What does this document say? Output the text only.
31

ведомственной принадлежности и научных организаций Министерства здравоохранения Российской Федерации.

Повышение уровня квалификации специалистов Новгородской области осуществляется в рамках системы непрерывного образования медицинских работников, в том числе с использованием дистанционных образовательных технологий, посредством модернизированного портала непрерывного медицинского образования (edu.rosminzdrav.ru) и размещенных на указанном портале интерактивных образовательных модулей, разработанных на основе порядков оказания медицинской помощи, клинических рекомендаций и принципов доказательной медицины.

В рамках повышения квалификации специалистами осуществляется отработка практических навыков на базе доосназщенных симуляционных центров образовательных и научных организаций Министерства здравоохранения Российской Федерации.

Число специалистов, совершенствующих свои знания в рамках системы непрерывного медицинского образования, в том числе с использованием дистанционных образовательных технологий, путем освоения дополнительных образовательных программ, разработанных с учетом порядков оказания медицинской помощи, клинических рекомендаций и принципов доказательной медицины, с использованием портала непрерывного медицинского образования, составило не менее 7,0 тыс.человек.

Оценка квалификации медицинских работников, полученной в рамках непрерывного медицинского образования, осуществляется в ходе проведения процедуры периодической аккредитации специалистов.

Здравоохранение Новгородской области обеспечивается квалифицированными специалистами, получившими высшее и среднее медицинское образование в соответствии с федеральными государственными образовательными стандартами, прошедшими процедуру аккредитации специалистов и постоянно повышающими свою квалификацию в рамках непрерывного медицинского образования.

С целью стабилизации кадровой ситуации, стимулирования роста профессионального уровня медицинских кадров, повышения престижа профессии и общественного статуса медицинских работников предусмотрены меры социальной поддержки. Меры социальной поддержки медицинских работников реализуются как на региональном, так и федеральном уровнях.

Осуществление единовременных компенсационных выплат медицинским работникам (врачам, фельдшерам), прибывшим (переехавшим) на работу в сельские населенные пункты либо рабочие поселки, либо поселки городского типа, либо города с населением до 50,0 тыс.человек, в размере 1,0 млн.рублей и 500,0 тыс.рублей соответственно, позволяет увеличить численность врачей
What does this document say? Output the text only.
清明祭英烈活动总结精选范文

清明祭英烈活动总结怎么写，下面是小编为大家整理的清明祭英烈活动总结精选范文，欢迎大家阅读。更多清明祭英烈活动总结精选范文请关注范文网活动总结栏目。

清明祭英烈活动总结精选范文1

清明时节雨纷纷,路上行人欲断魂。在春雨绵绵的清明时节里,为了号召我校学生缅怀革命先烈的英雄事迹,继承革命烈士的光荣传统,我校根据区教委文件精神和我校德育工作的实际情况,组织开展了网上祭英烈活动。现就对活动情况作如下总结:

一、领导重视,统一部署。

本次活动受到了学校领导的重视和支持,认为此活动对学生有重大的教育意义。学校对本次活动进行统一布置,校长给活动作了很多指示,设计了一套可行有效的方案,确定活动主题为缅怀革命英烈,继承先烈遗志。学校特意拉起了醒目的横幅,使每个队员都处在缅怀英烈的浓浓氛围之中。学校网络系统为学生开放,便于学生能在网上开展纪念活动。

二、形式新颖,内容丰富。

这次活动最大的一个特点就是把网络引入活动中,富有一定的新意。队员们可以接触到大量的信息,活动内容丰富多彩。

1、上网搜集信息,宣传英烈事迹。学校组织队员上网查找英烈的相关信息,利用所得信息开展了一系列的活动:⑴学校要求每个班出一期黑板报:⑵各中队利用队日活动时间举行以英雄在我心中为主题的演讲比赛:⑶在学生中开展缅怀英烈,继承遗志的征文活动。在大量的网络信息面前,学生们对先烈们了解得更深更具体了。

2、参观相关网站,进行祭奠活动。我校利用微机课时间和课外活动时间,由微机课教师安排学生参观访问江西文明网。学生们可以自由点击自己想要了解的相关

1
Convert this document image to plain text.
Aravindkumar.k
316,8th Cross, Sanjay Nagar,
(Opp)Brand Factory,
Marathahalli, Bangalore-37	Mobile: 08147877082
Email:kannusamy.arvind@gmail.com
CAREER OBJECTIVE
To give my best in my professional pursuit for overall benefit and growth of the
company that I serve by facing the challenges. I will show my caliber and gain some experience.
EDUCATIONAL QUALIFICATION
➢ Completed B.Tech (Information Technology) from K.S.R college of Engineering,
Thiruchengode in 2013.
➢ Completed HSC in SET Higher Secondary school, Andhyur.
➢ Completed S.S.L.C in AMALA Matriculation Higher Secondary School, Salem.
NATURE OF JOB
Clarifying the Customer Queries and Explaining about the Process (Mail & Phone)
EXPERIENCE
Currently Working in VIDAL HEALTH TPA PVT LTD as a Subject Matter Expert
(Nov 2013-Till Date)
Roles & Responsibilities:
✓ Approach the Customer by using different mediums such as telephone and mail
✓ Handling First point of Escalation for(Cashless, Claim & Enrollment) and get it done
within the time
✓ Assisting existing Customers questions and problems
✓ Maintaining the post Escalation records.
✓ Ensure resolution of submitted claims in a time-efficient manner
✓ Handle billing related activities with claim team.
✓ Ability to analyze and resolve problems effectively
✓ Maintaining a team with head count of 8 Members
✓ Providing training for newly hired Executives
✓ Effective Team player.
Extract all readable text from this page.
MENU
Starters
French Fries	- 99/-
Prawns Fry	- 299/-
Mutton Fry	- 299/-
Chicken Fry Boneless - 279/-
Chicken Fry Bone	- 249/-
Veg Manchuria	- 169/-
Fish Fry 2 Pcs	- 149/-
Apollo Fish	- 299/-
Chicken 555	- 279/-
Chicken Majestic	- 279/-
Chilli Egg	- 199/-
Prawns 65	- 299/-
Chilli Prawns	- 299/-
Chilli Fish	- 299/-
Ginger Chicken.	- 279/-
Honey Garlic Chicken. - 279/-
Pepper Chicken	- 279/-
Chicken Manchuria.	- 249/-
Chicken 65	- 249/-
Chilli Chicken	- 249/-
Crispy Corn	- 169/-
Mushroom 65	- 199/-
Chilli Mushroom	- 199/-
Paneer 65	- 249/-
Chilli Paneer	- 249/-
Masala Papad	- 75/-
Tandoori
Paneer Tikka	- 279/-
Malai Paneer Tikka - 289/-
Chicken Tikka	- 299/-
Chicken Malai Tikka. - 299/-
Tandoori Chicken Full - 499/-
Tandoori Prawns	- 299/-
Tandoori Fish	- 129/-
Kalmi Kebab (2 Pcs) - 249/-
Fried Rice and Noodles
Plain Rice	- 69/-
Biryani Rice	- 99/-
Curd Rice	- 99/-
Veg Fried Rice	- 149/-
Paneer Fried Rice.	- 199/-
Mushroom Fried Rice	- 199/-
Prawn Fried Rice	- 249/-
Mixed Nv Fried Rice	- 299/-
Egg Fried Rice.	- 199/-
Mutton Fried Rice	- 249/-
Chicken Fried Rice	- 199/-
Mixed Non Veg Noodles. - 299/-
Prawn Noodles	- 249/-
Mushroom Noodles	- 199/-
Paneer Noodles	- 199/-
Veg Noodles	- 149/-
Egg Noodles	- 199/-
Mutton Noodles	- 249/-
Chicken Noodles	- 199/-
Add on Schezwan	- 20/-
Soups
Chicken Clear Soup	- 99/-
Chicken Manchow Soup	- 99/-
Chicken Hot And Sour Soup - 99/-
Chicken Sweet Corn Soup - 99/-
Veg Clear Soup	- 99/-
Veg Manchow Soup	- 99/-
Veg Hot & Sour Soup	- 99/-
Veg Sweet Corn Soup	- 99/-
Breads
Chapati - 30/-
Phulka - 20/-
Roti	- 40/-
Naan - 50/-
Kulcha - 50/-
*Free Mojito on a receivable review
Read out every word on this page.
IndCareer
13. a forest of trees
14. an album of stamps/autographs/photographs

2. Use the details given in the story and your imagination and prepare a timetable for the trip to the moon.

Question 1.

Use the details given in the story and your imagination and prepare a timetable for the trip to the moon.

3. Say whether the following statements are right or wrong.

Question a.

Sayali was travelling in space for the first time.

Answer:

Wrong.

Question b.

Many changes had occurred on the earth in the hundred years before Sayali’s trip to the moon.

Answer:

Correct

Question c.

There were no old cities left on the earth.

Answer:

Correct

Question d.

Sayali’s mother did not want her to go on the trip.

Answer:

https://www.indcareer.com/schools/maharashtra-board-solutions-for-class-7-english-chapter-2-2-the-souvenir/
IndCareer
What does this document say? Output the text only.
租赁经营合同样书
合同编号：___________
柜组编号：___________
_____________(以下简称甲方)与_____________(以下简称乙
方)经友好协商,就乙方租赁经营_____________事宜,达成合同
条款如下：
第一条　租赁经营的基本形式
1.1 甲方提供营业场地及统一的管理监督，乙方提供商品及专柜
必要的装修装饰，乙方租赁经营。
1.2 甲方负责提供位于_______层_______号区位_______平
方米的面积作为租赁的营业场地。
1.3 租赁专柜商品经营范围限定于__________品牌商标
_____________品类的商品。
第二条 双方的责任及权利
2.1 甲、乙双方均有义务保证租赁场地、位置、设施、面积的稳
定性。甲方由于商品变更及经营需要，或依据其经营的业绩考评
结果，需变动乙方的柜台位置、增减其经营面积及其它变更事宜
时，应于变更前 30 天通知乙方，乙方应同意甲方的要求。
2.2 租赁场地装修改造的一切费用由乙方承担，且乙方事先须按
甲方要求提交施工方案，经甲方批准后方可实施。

◇ ◇ ◇ ◇ ◇

PROBLEM TO SOLVE: In the records above, how many lines contain the word "moon"? Give the number alone.

RESULT OF THIS TASK: 3